Reproduce all the entries precisely.

--- start INPUT ---

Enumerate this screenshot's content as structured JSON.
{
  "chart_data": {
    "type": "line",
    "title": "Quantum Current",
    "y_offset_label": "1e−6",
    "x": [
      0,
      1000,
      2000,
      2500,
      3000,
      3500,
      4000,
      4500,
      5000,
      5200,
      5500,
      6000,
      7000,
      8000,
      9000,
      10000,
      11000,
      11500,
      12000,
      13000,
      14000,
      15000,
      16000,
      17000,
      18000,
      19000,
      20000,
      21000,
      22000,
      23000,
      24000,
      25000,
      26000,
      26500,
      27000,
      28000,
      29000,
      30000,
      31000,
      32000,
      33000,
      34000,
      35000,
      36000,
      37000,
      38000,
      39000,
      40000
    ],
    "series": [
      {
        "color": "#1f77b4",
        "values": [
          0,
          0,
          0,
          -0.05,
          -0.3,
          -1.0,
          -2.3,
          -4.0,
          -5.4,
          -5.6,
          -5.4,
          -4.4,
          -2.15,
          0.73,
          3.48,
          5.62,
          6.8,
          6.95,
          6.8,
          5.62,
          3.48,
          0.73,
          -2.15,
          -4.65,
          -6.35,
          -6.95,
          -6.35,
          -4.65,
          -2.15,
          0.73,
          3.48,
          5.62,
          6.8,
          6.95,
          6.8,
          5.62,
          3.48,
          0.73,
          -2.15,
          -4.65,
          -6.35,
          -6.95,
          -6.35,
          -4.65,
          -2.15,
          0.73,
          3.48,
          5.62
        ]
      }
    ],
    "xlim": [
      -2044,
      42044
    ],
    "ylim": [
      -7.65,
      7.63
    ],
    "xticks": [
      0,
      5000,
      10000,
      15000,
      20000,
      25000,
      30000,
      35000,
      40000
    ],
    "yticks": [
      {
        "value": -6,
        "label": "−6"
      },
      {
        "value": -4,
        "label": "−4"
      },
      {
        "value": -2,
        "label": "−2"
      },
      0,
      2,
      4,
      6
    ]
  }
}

--- end INPUT ---

ANSWER BELOW:
Enumerate this screenshot's content as structured JSON.
{
  "chart_data": {
    "type": "line",
    "title": "Quantum Current",
    "y_offset_label": "1e−6",
    "x": [
      0,
      1000,
      2000,
      2500,
      3000,
      3500,
      4000,
      4500,
      5000,
      5200,
      5500,
      6000,
      7000,
      8000,
      9000,
      10000,
      11000,
      11500,
      12000,
      13000,
      14000,
      15000,
      16000,
      17000,
      18000,
      19000,
      20000,
      21000,
      22000,
      23000,
      24000,
      25000,
      26000,
      26500,
      27000,
      28000,
      29000,
      30000,
      31000,
      32000,
      33000,
      34000,
      35000,
      36000,
      37000,
      38000,
      39000,
      40000
    ],
    "series": [
      {
        "color": "#1f77b4",
        "values": [
          0,
          0,
          0,
          -0.05,
          -0.3,
          -1.0,
          -2.3,
          -4.0,
          -5.4,
          -5.6,
          -5.4,
          -4.4,
          -2.15,
          0.73,
          3.48,
          5.62,
          6.8,
          6.95,
          6.8,
          5.62,
          3.48,
          0.73,
          -2.15,
          -4.65,
          -6.35,
          -6.95,
          -6.35,
          -4.65,
          -2.15,
          0.73,
          3.48,
          5.62,
          6.8,
          6.95,
          6.8,
          5.62,
          3.48,
          0.73,
          -2.15,
          -4.65,
          -6.35,
          -6.95,
          -6.35,
          -4.65,
          -2.15,
          0.73,
          3.48,
          5.62
        ]
      }
    ],
    "xlim": [
      -2044,
      42044
    ],
    "ylim": [
      -7.65,
      7.63
    ],
    "xticks": [
      0,
      5000,
      10000,
      15000,
      20000,
      25000,
      30000,
      35000,
      40000
    ],
    "yticks": [
      {
        "value": -6,
        "label": "−6"
      },
      {
        "value": -4,
        "label": "−4"
      },
      {
        "value": -2,
        "label": "−2"
      },
      0,
      2,
      4,
      6
    ]
  }
}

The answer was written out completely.